=== Written exercise ===
Count the lines below that contain the word "views" and give only the number.

=== Given records ===
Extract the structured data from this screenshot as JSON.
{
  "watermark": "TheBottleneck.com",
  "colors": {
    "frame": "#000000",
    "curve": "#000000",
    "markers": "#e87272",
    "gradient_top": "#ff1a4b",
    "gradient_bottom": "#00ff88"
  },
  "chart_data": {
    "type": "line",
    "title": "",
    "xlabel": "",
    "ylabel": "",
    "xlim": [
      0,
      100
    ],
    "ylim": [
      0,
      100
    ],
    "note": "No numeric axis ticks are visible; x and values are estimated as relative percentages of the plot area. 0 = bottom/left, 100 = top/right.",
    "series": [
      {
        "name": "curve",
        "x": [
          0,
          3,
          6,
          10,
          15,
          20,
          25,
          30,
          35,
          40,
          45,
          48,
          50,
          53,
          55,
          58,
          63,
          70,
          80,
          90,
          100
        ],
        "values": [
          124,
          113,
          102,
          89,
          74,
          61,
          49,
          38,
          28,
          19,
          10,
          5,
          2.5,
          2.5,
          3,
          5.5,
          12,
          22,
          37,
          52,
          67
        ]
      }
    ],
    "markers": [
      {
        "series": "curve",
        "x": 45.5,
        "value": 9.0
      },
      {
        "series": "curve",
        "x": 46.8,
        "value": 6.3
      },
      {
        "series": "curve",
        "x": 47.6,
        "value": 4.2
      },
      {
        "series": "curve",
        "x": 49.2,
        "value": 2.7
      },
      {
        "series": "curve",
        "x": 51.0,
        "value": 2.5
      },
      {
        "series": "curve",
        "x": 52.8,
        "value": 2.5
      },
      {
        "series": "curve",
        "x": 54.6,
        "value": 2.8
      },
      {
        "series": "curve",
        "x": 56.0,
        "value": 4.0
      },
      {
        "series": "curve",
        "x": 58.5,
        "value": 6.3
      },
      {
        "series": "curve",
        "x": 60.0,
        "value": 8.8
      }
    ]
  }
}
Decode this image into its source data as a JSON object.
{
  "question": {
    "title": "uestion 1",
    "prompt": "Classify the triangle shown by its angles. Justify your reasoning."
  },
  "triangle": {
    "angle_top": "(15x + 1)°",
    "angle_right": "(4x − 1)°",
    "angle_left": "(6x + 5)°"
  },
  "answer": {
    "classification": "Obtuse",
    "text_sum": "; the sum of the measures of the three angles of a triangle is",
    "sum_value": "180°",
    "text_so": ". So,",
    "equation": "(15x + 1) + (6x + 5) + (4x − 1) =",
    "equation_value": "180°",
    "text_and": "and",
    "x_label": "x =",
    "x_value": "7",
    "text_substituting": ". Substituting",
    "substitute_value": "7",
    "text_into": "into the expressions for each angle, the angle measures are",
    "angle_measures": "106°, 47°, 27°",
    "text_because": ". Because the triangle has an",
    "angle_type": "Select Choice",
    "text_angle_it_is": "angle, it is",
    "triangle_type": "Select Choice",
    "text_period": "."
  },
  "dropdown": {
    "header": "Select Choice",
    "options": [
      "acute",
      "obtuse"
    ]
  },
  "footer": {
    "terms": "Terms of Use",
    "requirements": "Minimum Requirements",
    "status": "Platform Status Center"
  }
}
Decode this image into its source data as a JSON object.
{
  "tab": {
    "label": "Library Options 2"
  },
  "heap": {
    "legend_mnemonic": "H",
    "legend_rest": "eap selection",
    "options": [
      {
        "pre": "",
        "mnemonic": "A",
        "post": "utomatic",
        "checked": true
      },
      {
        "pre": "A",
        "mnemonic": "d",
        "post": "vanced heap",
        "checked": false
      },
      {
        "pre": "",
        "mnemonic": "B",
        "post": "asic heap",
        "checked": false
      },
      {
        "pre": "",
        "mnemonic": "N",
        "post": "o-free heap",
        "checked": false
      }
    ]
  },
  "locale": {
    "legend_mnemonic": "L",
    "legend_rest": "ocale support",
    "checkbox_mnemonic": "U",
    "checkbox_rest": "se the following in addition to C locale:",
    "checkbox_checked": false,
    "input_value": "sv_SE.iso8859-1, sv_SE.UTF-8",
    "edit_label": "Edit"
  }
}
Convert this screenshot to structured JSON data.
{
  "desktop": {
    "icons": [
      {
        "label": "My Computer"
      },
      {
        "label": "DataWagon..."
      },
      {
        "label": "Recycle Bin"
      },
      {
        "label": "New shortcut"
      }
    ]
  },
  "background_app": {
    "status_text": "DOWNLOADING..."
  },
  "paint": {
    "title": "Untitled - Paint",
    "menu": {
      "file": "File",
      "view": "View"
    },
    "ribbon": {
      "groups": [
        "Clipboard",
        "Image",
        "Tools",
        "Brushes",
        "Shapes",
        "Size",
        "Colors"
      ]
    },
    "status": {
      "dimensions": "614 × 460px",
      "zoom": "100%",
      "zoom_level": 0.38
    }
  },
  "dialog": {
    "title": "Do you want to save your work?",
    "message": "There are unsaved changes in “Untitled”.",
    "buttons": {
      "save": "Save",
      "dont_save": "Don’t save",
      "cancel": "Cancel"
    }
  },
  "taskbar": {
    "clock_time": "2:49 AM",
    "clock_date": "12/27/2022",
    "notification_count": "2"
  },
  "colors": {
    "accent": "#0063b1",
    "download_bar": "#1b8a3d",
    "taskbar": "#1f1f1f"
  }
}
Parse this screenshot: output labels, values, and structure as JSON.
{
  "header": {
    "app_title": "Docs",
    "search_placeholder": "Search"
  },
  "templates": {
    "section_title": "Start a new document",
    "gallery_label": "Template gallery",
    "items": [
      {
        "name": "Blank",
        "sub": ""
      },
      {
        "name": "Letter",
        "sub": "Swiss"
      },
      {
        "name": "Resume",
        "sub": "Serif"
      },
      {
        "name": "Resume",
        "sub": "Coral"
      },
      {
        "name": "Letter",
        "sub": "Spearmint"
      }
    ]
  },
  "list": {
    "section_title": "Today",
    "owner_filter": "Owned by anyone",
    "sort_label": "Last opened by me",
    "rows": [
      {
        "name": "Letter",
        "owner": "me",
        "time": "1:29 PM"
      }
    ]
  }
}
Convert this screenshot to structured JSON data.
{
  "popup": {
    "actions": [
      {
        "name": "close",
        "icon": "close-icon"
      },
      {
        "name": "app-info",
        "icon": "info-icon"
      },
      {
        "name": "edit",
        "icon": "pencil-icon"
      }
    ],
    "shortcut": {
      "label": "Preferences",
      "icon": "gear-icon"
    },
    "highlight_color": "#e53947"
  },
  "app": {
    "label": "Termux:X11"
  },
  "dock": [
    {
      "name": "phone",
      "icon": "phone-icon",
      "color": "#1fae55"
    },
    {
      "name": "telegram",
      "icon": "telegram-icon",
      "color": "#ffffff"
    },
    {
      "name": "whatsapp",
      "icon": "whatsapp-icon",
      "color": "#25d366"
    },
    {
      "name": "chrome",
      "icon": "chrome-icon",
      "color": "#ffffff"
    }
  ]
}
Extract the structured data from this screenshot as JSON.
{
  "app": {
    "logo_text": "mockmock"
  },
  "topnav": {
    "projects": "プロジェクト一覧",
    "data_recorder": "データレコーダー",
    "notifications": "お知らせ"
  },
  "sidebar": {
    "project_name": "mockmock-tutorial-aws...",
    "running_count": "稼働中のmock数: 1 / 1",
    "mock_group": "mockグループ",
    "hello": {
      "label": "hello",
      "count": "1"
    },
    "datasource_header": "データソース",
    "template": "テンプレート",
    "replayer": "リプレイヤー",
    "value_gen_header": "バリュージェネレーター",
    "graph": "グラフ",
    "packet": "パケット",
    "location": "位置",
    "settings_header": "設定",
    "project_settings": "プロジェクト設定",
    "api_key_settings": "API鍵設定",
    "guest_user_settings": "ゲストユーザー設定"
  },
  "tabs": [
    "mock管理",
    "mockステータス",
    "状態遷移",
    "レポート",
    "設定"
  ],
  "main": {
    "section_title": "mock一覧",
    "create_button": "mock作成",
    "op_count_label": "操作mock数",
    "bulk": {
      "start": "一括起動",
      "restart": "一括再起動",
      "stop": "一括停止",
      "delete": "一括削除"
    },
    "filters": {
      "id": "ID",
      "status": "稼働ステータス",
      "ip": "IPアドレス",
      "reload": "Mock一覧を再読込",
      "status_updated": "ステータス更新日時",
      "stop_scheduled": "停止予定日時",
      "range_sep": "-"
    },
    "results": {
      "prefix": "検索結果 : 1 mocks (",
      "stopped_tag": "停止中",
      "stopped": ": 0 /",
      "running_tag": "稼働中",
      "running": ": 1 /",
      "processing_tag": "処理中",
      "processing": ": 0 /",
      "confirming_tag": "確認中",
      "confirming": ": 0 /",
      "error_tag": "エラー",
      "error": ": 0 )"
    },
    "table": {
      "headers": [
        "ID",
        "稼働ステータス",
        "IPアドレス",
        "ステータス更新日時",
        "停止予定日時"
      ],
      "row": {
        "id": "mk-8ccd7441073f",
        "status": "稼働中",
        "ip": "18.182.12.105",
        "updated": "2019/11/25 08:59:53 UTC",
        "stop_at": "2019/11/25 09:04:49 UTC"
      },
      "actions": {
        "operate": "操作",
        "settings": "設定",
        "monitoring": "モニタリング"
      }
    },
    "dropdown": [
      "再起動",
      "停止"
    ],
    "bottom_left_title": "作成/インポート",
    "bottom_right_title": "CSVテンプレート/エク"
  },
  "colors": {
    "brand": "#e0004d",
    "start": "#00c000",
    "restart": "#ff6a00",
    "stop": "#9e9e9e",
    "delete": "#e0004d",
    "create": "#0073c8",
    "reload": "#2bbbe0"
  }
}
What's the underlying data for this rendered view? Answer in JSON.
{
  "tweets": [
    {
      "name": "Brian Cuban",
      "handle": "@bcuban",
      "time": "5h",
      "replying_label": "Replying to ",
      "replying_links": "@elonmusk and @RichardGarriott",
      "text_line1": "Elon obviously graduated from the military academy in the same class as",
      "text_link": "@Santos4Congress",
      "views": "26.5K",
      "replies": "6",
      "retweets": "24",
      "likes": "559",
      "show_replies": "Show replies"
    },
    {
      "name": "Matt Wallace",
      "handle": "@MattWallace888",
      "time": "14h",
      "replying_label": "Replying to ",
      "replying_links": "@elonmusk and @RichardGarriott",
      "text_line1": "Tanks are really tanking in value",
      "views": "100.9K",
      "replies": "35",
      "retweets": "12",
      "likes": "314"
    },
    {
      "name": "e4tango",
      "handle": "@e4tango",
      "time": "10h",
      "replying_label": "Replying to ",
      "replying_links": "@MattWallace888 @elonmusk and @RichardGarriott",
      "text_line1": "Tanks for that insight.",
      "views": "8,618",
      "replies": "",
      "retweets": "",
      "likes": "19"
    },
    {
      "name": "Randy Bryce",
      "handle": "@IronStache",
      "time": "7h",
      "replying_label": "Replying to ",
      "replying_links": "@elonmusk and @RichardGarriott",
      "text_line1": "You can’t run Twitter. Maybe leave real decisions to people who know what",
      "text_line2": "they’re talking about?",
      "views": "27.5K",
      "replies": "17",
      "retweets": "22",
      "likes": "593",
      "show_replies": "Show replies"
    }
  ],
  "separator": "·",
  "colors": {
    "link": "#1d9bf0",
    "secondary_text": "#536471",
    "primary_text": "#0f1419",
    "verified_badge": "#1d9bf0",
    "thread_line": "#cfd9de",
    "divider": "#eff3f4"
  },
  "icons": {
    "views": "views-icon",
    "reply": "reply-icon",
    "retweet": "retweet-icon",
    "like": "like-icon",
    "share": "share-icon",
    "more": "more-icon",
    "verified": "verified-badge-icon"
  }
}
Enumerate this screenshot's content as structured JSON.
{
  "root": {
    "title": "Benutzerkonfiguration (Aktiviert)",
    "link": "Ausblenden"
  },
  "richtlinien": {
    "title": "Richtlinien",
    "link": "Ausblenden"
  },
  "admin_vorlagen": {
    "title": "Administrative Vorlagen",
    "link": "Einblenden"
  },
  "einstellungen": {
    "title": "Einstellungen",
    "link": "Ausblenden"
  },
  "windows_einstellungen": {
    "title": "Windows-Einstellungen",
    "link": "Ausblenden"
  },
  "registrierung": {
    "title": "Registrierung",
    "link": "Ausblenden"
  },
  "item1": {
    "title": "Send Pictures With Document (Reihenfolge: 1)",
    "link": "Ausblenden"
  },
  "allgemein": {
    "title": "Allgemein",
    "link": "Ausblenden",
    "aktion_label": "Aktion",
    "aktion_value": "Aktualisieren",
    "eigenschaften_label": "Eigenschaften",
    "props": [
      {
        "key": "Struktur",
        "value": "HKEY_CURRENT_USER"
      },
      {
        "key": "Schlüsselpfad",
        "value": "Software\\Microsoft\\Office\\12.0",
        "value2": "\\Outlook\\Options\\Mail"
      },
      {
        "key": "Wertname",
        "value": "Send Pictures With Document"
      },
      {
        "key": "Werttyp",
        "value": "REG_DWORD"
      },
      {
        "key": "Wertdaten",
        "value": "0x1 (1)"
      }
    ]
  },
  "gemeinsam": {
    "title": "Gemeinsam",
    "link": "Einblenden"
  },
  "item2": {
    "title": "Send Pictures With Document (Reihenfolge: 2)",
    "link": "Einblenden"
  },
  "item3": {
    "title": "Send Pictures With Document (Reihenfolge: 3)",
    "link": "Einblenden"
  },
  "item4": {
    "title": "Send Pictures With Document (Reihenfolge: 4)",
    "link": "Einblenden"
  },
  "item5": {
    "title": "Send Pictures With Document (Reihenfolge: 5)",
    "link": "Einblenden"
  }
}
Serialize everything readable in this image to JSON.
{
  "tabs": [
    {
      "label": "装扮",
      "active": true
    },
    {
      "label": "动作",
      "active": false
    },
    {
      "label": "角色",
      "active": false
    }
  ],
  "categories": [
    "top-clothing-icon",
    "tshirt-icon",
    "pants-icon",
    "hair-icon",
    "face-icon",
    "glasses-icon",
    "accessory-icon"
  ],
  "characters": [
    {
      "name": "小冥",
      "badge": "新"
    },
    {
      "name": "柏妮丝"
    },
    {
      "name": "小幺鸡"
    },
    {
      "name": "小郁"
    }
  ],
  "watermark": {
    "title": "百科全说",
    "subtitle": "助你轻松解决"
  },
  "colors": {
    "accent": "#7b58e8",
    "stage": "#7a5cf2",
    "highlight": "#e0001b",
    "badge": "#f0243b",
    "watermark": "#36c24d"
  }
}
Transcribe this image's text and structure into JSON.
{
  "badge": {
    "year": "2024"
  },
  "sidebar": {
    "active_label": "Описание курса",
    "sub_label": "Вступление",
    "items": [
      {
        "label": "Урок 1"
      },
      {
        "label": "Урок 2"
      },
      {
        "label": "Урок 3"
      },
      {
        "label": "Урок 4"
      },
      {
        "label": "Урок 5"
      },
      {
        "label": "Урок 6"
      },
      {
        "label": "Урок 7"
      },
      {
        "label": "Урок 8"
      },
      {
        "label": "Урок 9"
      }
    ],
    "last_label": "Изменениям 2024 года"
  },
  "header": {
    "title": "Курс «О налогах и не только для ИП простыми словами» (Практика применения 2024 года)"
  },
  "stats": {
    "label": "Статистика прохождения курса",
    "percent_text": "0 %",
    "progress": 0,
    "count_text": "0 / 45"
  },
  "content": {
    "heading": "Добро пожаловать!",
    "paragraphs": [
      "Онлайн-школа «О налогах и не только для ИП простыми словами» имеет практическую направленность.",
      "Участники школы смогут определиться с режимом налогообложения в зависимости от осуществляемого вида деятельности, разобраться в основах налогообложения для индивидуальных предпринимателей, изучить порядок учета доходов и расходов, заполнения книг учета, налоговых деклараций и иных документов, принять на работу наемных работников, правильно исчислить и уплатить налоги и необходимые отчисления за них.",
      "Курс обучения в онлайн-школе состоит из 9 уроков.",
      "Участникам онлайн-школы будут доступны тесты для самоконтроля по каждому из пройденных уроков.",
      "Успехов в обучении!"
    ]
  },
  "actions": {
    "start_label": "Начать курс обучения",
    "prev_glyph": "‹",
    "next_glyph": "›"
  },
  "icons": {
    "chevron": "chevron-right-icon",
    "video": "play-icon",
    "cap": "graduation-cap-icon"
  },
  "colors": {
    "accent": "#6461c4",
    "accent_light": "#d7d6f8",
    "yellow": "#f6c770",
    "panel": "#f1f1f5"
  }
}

=== Exercise answer ===
5